=== DATASET ===
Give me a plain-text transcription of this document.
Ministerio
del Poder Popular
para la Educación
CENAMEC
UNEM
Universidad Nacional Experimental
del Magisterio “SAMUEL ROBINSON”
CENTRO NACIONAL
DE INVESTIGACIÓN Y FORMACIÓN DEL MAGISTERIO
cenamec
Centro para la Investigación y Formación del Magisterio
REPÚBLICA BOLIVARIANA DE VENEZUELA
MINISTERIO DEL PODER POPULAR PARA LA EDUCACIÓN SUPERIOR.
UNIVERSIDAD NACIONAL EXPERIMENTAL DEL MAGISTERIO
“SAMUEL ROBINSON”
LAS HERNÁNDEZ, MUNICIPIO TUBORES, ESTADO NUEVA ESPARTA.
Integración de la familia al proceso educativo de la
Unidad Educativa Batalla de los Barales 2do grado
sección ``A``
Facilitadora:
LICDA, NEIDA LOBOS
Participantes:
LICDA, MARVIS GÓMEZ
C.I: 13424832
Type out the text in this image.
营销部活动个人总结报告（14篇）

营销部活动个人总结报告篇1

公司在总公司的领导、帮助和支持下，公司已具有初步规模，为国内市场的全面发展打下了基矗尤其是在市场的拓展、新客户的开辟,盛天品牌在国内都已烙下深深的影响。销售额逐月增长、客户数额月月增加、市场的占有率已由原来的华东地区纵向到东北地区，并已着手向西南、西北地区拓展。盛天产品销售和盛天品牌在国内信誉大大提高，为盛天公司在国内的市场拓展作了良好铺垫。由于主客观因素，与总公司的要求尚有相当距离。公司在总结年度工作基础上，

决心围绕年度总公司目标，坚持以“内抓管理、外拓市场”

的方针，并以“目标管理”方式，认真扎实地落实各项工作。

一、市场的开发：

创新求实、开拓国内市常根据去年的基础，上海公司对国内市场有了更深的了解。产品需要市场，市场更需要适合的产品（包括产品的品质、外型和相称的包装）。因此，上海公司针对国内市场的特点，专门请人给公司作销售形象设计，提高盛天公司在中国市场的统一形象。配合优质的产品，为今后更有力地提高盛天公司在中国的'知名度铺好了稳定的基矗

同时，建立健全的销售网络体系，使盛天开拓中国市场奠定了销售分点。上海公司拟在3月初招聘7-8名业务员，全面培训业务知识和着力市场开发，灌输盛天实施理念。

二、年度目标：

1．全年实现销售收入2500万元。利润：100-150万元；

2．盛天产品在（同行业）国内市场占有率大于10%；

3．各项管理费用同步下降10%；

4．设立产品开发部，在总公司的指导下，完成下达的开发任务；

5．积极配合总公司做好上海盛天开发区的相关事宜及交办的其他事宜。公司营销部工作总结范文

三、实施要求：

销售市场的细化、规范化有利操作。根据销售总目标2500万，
===
• TASK DESCRIPTION:
Take the lines above and print them exactly.

• RESPONSE FOR THIS EXERCISE:
Give me a plain-text transcription of this document.
Ministerio
del Poder Popular
para la Educación
CENAMEC
UNEM
Universidad Nacional Experimental
del Magisterio “SAMUEL ROBINSON”
CENTRO NACIONAL
DE INVESTIGACIÓN Y FORMACIÓN DEL MAGISTERIO
cenamec
Centro para la Investigación y Formación del Magisterio
REPÚBLICA BOLIVARIANA DE VENEZUELA
MINISTERIO DEL PODER POPULAR PARA LA EDUCACIÓN SUPERIOR.
UNIVERSIDAD NACIONAL EXPERIMENTAL DEL MAGISTERIO
“SAMUEL ROBINSON”
LAS HERNÁNDEZ, MUNICIPIO TUBORES, ESTADO NUEVA ESPARTA.
Integración de la familia al proceso educativo de la
Unidad Educativa Batalla de los Barales 2do grado
sección ``A``
Facilitadora:
LICDA, NEIDA LOBOS
Participantes:
LICDA, MARVIS GÓMEZ
C.I: 13424832
Type out the text in this image.
营销部活动个人总结报告（14篇）

营销部活动个人总结报告篇1

公司在总公司的领导、帮助和支持下，公司已具有初步规模，为国内市场的全面发展打下了基矗尤其是在市场的拓展、新客户的开辟,盛天品牌在国内都已烙下深深的影响。销售额逐月增长、客户数额月月增加、市场的占有率已由原来的华东地区纵向到东北地区，并已着手向西南、西北地区拓展。盛天产品销售和盛天品牌在国内信誉大大提高，为盛天公司在国内的市场拓展作了良好铺垫。由于主客观因素，与总公司的要求尚有相当距离。公司在总结年度工作基础上，

决心围绕年度总公司目标，坚持以“内抓管理、外拓市场”

的方针，并以“目标管理”方式，认真扎实地落实各项工作。

一、市场的开发：

创新求实、开拓国内市常根据去年的基础，上海公司对国内市场有了更深的了解。产品需要市场，市场更需要适合的产品（包括产品的品质、外型和相称的包装）。因此，上海公司针对国内市场的特点，专门请人给公司作销售形象设计，提高盛天公司在中国市场的统一形象。配合优质的产品，为今后更有力地提高盛天公司在中国的'知名度铺好了稳定的基矗

同时，建立健全的销售网络体系，使盛天开拓中国市场奠定了销售分点。上海公司拟在3月初招聘7-8名业务员，全面培训业务知识和着力市场开发，灌输盛天实施理念。

二、年度目标：

1．全年实现销售收入2500万元。利润：100-150万元；

2．盛天产品在（同行业）国内市场占有率大于10%；

3．各项管理费用同步下降10%；

4．设立产品开发部，在总公司的指导下，完成下达的开发任务；

5．积极配合总公司做好上海盛天开发区的相关事宜及交办的其他事宜。公司营销部工作总结范文

三、实施要求：

销售市场的细化、规范化有利操作。根据销售总目标2500万，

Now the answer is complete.